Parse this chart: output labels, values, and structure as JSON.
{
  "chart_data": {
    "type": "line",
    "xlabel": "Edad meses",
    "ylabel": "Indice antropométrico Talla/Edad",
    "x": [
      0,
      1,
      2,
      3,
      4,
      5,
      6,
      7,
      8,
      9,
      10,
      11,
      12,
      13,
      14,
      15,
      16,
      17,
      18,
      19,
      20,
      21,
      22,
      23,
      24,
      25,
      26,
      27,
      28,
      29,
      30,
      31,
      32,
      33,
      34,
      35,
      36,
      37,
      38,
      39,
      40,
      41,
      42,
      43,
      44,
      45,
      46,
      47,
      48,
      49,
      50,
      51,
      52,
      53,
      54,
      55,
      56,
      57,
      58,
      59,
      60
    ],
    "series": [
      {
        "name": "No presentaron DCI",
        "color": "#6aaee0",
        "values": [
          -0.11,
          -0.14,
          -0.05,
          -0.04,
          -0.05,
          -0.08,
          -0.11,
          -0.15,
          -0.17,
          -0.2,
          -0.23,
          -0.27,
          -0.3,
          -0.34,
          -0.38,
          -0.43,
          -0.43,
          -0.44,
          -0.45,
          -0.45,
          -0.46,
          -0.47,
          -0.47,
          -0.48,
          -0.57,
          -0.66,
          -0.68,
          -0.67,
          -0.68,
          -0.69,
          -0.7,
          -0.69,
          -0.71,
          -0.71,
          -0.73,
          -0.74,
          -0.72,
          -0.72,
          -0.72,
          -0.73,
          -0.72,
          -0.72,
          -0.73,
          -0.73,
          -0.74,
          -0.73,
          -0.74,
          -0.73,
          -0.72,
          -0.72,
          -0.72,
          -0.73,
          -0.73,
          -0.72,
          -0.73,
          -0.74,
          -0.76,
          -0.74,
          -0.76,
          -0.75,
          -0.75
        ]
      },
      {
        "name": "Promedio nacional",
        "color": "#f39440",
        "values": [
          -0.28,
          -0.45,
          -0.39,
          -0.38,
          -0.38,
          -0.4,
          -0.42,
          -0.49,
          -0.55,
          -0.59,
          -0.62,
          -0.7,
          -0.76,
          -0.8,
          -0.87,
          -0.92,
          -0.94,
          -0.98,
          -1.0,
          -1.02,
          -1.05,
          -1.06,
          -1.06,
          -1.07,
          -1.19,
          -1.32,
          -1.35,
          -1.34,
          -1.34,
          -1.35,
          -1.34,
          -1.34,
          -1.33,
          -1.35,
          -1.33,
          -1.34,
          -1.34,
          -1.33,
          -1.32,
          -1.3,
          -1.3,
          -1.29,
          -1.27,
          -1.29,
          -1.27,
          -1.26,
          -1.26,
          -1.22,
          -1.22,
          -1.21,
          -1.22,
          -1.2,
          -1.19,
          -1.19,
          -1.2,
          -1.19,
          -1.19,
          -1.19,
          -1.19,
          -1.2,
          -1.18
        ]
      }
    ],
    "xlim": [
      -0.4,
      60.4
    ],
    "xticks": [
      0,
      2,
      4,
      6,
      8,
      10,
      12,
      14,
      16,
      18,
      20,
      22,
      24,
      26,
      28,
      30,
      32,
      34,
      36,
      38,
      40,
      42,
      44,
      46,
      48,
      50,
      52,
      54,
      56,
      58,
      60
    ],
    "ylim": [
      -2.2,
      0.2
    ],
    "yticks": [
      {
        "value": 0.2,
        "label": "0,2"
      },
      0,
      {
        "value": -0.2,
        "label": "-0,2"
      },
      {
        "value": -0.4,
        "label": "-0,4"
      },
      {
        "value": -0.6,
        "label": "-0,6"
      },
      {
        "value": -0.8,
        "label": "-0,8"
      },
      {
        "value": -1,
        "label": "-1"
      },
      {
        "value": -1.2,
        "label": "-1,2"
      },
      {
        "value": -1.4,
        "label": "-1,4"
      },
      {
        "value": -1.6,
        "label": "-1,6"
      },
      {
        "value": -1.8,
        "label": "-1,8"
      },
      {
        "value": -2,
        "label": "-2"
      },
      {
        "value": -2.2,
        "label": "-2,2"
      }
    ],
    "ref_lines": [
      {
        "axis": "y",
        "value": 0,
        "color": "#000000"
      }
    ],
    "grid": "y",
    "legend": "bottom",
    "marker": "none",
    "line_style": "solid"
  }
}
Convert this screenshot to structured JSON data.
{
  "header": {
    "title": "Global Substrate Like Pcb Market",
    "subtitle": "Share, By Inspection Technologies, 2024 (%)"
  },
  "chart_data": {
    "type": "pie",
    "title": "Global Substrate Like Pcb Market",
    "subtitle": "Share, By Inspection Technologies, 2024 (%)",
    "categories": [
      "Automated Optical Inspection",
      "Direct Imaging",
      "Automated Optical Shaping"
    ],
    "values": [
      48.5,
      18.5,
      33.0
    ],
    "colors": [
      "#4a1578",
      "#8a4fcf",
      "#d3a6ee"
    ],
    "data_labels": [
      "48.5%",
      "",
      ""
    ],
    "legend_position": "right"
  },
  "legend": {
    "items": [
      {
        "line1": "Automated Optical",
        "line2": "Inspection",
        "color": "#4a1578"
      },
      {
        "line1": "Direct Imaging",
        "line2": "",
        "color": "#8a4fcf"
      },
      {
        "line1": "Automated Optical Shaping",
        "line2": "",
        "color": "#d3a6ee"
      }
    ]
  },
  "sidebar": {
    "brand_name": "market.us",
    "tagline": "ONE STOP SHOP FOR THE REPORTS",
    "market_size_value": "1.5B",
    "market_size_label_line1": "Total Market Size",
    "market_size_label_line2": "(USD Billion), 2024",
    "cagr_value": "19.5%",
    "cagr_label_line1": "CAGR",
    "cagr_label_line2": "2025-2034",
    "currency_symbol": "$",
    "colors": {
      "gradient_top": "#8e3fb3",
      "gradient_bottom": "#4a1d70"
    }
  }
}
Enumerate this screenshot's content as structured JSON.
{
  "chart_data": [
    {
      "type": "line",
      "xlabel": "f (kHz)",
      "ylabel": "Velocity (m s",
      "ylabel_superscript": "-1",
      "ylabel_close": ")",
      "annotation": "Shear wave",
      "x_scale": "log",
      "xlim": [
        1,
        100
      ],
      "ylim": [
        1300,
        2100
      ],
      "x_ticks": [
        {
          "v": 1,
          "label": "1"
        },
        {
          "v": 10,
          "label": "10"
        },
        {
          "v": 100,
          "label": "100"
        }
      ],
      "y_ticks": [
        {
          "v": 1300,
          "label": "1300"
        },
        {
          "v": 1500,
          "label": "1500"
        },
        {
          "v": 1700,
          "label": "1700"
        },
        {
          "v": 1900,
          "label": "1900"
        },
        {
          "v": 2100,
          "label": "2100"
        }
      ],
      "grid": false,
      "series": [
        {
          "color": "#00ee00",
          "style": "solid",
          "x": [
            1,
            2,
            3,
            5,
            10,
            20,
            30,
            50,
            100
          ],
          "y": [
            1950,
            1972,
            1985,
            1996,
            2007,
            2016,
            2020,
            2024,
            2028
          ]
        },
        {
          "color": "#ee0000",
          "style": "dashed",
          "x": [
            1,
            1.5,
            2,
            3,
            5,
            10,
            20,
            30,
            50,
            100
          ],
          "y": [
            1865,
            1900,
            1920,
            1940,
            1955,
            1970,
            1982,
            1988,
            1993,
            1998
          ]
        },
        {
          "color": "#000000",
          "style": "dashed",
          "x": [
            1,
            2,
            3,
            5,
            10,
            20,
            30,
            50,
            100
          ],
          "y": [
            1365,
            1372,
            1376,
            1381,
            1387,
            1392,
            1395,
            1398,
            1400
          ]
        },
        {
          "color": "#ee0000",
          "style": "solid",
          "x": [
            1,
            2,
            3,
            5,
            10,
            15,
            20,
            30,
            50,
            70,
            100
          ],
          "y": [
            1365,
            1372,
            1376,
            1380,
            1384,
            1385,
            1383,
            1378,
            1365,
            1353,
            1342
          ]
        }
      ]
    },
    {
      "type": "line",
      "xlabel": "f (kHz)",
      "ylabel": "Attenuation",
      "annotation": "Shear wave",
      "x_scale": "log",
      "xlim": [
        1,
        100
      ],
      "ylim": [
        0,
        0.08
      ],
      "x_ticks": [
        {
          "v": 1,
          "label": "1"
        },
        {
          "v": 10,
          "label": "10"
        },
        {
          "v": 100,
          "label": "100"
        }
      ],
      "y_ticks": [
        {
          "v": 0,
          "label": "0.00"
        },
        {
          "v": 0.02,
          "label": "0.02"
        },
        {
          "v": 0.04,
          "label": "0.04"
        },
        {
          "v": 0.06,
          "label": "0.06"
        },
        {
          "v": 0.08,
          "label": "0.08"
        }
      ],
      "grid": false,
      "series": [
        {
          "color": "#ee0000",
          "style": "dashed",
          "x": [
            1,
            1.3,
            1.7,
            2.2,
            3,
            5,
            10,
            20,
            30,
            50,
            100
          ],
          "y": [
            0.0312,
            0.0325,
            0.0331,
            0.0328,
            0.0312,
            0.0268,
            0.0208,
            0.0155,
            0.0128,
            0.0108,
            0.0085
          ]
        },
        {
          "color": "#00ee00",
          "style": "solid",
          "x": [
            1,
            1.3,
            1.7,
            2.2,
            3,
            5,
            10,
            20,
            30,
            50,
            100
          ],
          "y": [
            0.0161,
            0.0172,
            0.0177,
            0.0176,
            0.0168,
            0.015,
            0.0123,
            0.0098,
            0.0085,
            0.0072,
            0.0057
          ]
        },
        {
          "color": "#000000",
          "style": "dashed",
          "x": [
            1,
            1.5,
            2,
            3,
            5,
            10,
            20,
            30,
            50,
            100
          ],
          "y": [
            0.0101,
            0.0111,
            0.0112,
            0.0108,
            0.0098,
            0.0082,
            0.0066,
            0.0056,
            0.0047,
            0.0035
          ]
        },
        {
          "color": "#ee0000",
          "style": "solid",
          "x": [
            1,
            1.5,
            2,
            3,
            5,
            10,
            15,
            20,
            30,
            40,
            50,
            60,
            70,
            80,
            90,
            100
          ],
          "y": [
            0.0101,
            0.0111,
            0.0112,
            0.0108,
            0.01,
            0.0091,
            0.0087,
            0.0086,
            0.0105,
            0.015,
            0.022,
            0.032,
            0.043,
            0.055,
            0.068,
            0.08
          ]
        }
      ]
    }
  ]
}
━━━━━━
# [Exercise goal]
Using the records above, copy each line that contains "subtitle".

# [Solution to this task]
    "subtitle": "Share, By Inspection Technologies, 2024 (%)"
    "subtitle": "Share, By Inspection Technologies, 2024 (%)",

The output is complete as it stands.